▸ Selection
****************************************

Veeky Forums feels thread

Lost my best buddy today. I am 23 and had my best bud, Sydney (Australian Shepard) since I as 9 years old. She was put down and I feel like shit. 50% of me wants to turn this experience into pure motivational fuel in her name, the other 50% wants to give up. She even waited for me in my room everyday while I was in the Navy for 4 years. Let' put aside all of our petty bullshit and talk about Veeky Forums feels.

Also, how can I perfect my OHP form? Is leaning back too much a problem or is it okay for certain body types?

Also, General Feels Thread, Let it out brothers and sisters. whatever it is!

i feel you OP. Lost my cat of 17 years when i was 23. she would wake me up every morning by licking my face and she would "talk" to me. I knew what she wanted by the way she talked.

dont lean back too much. focus on squeezing your butt to get a stable base going. When you lower the bar after a rep, keep your elbows straight forward and form a shelf with your lats.

Flex your glutes , quads, and abs to prevent hyperextending your lower back too much. But at a very high weight, you're probably likely to turn it into a standing incline press anyway.

Also,
>tfw feeling hip impingement after finally recovering from an injured MCL.

****************************************

▸ Extracted data
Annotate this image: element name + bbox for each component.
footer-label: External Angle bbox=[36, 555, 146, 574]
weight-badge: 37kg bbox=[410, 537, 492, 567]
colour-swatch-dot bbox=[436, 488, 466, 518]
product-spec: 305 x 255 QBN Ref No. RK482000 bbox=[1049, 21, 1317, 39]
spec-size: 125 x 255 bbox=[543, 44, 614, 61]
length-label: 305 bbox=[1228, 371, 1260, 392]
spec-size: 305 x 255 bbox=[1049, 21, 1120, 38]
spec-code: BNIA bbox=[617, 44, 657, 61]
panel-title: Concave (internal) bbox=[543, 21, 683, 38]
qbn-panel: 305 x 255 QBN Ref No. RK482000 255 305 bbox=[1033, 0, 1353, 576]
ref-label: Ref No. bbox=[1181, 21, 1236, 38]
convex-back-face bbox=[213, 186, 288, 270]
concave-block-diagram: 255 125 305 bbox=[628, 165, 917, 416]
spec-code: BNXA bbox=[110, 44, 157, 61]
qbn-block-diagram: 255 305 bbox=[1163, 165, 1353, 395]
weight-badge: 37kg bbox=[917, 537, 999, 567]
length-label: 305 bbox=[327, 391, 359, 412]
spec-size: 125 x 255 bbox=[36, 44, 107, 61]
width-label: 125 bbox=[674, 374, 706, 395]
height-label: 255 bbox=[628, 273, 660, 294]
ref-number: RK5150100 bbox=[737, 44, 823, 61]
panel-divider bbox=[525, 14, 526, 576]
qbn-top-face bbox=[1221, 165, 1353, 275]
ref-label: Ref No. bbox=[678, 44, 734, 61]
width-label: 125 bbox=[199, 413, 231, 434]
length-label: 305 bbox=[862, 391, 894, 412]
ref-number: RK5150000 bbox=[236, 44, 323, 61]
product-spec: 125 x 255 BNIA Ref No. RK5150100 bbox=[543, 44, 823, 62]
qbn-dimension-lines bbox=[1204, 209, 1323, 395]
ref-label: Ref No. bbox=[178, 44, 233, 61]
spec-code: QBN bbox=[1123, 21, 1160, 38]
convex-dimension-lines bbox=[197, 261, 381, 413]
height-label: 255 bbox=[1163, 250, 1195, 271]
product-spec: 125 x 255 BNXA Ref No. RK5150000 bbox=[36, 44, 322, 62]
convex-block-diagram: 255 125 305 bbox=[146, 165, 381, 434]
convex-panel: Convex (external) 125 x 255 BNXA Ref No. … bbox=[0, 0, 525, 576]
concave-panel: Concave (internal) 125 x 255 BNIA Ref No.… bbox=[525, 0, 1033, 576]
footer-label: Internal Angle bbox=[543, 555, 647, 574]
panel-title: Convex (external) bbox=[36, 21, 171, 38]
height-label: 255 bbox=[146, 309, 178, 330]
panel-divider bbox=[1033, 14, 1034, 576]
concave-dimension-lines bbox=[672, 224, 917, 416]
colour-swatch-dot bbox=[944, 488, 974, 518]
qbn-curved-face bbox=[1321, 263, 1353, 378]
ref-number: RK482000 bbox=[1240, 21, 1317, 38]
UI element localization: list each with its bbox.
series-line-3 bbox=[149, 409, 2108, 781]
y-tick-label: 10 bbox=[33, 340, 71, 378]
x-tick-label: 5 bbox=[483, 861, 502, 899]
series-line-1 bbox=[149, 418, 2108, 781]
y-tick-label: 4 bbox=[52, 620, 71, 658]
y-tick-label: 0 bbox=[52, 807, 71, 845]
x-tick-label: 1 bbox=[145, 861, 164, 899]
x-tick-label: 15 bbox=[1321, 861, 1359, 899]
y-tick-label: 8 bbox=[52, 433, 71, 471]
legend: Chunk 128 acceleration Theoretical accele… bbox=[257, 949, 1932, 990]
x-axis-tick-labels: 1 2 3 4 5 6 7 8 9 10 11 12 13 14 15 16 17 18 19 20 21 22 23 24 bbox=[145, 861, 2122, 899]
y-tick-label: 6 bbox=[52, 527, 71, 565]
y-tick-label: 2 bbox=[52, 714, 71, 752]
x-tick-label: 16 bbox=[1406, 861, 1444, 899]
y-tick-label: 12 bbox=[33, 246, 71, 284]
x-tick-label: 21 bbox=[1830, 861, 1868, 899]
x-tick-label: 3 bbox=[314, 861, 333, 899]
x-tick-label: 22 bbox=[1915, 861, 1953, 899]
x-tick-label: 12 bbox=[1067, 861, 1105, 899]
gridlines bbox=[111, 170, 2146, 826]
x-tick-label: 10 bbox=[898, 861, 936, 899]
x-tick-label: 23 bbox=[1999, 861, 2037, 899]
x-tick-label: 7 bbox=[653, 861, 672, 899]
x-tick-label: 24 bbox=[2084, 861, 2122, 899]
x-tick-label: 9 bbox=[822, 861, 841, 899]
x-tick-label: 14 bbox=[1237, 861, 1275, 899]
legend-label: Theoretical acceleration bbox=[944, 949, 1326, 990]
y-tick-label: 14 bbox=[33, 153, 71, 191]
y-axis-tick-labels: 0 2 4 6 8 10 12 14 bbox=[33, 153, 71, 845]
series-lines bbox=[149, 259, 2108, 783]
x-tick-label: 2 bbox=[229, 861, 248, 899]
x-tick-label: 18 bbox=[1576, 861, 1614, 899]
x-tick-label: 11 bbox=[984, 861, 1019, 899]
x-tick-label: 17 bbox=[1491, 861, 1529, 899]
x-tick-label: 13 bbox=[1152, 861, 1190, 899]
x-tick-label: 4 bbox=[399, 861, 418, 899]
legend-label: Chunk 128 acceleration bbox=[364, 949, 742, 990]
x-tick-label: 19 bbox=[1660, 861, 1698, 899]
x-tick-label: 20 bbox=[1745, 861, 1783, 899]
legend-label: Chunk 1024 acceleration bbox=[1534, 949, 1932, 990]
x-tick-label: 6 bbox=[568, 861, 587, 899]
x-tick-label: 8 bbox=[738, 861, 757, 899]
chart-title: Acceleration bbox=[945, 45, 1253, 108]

****************************************

▸ Instructions for the task
Render this sentence from the forum thread in Spanish: "When you lower the bar after a rep, keep your elbows straight forward and form a shelf with your lats."

▸ Completed exercise
Cuando bajes la barra después de una repetición, mantén los codos rectos hacia delante y forma una repisa con los dorsales.